* Begin Data to process *
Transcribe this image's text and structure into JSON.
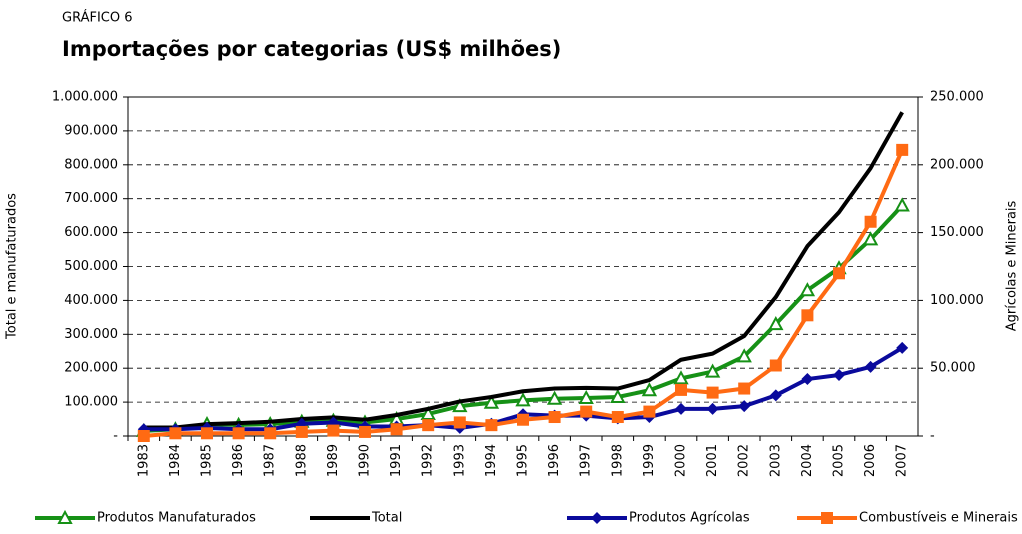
{
  "chart_data": {
    "type": "line",
    "label": "GRÁFICO 6",
    "title": "Importações por categorias (US$ milhões)",
    "ylabel": "Total e manufaturados",
    "y2label": "Agrícolas e Minerais",
    "categories": [
      "1983",
      "1984",
      "1985",
      "1986",
      "1987",
      "1988",
      "1989",
      "1990",
      "1991",
      "1992",
      "1993",
      "1994",
      "1995",
      "1996",
      "1997",
      "1998",
      "1999",
      "2000",
      "2001",
      "2002",
      "2003",
      "2004",
      "2005",
      "2006",
      "2007"
    ],
    "ylim": [
      0,
      1000000
    ],
    "yticks": [
      {
        "value": 0,
        "label": "-"
      },
      {
        "value": 100000,
        "label": "100.000"
      },
      {
        "value": 200000,
        "label": "200.000"
      },
      {
        "value": 300000,
        "label": "300.000"
      },
      {
        "value": 400000,
        "label": "400.000"
      },
      {
        "value": 500000,
        "label": "500.000"
      },
      {
        "value": 600000,
        "label": "600.000"
      },
      {
        "value": 700000,
        "label": "700.000"
      },
      {
        "value": 800000,
        "label": "800.000"
      },
      {
        "value": 900000,
        "label": "900.000"
      },
      {
        "value": 1000000,
        "label": "1.000.000"
      }
    ],
    "y2lim": [
      0,
      250000
    ],
    "y2ticks": [
      {
        "value": 0,
        "label": "-"
      },
      {
        "value": 50000,
        "label": "50.000"
      },
      {
        "value": 100000,
        "label": "100.000"
      },
      {
        "value": 150000,
        "label": "150.000"
      },
      {
        "value": 200000,
        "label": "200.000"
      },
      {
        "value": 250000,
        "label": "250.000"
      }
    ],
    "grid": true,
    "series": [
      {
        "name": "Produtos Manufaturados",
        "color": "#169116",
        "marker": "triangle",
        "values": [
          15000,
          20000,
          35000,
          33000,
          35000,
          42000,
          45000,
          40000,
          50000,
          65000,
          88000,
          98000,
          105000,
          110000,
          112000,
          115000,
          135000,
          170000,
          190000,
          235000,
          330000,
          430000,
          495000,
          580000,
          680000
        ]
      },
      {
        "name": "Total",
        "color": "#000000",
        "marker": "none",
        "values": [
          25000,
          25000,
          35000,
          38000,
          42000,
          50000,
          55000,
          48000,
          62000,
          80000,
          102000,
          115000,
          132000,
          140000,
          142000,
          140000,
          165000,
          225000,
          243000,
          295000,
          410000,
          560000,
          660000,
          790000,
          955000
        ]
      },
      {
        "name": "Produtos Agrícolas",
        "color": "#0a0a9c",
        "marker": "diamond",
        "axis": "y2",
        "values": [
          5000,
          5000,
          6000,
          5000,
          5000,
          9000,
          10000,
          7000,
          7000,
          8000,
          6000,
          9000,
          16000,
          15000,
          15000,
          13000,
          14000,
          20000,
          20000,
          22000,
          30000,
          42000,
          45000,
          51000,
          65000
        ]
      },
      {
        "name": "Combustíveis e Minerais",
        "color": "#ff6a13",
        "marker": "square",
        "axis": "y2",
        "values": [
          0,
          2000,
          2000,
          2000,
          2000,
          3000,
          4000,
          3000,
          5000,
          8000,
          10000,
          8000,
          12000,
          14000,
          18000,
          14000,
          18000,
          34000,
          32000,
          35000,
          52000,
          89000,
          120000,
          158000,
          211000
        ]
      }
    ]
  }
}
* End Data to process *
Reproduce the records verbatim, omitting all images they contain.

■ Result of the task ■
Transcribe this image's text and structure into JSON.
{
  "chart_data": {
    "type": "line",
    "label": "GRÁFICO 6",
    "title": "Importações por categorias (US$ milhões)",
    "ylabel": "Total e manufaturados",
    "y2label": "Agrícolas e Minerais",
    "categories": [
      "1983",
      "1984",
      "1985",
      "1986",
      "1987",
      "1988",
      "1989",
      "1990",
      "1991",
      "1992",
      "1993",
      "1994",
      "1995",
      "1996",
      "1997",
      "1998",
      "1999",
      "2000",
      "2001",
      "2002",
      "2003",
      "2004",
      "2005",
      "2006",
      "2007"
    ],
    "ylim": [
      0,
      1000000
    ],
    "yticks": [
      {
        "value": 0,
        "label": "-"
      },
      {
        "value": 100000,
        "label": "100.000"
      },
      {
        "value": 200000,
        "label": "200.000"
      },
      {
        "value": 300000,
        "label": "300.000"
      },
      {
        "value": 400000,
        "label": "400.000"
      },
      {
        "value": 500000,
        "label": "500.000"
      },
      {
        "value": 600000,
        "label": "600.000"
      },
      {
        "value": 700000,
        "label": "700.000"
      },
      {
        "value": 800000,
        "label": "800.000"
      },
      {
        "value": 900000,
        "label": "900.000"
      },
      {
        "value": 1000000,
        "label": "1.000.000"
      }
    ],
    "y2lim": [
      0,
      250000
    ],
    "y2ticks": [
      {
        "value": 0,
        "label": "-"
      },
      {
        "value": 50000,
        "label": "50.000"
      },
      {
        "value": 100000,
        "label": "100.000"
      },
      {
        "value": 150000,
        "label": "150.000"
      },
      {
        "value": 200000,
        "label": "200.000"
      },
      {
        "value": 250000,
        "label": "250.000"
      }
    ],
    "grid": true,
    "series": [
      {
        "name": "Produtos Manufaturados",
        "color": "#169116",
        "marker": "triangle",
        "values": [
          15000,
          20000,
          35000,
          33000,
          35000,
          42000,
          45000,
          40000,
          50000,
          65000,
          88000,
          98000,
          105000,
          110000,
          112000,
          115000,
          135000,
          170000,
          190000,
          235000,
          330000,
          430000,
          495000,
          580000,
          680000
        ]
      },
      {
        "name": "Total",
        "color": "#000000",
        "marker": "none",
        "values": [
          25000,
          25000,
          35000,
          38000,
          42000,
          50000,
          55000,
          48000,
          62000,
          80000,
          102000,
          115000,
          132000,
          140000,
          142000,
          140000,
          165000,
          225000,
          243000,
          295000,
          410000,
          560000,
          660000,
          790000,
          955000
        ]
      },
      {
        "name": "Produtos Agrícolas",
        "color": "#0a0a9c",
        "marker": "diamond",
        "axis": "y2",
        "values": [
          5000,
          5000,
          6000,
          5000,
          5000,
          9000,
          10000,
          7000,
          7000,
          8000,
          6000,
          9000,
          16000,
          15000,
          15000,
          13000,
          14000,
          20000,
          20000,
          22000,
          30000,
          42000,
          45000,
          51000,
          65000
        ]
      },
      {
        "name": "Combustíveis e Minerais",
        "color": "#ff6a13",
        "marker": "square",
        "axis": "y2",
        "values": [
          0,
          2000,
          2000,
          2000,
          2000,
          3000,
          4000,
          3000,
          5000,
          8000,
          10000,
          8000,
          12000,
          14000,
          18000,
          14000,
          18000,
          34000,
          32000,
          35000,
          52000,
          89000,
          120000,
          158000,
          211000
        ]
      }
    ]
  }
}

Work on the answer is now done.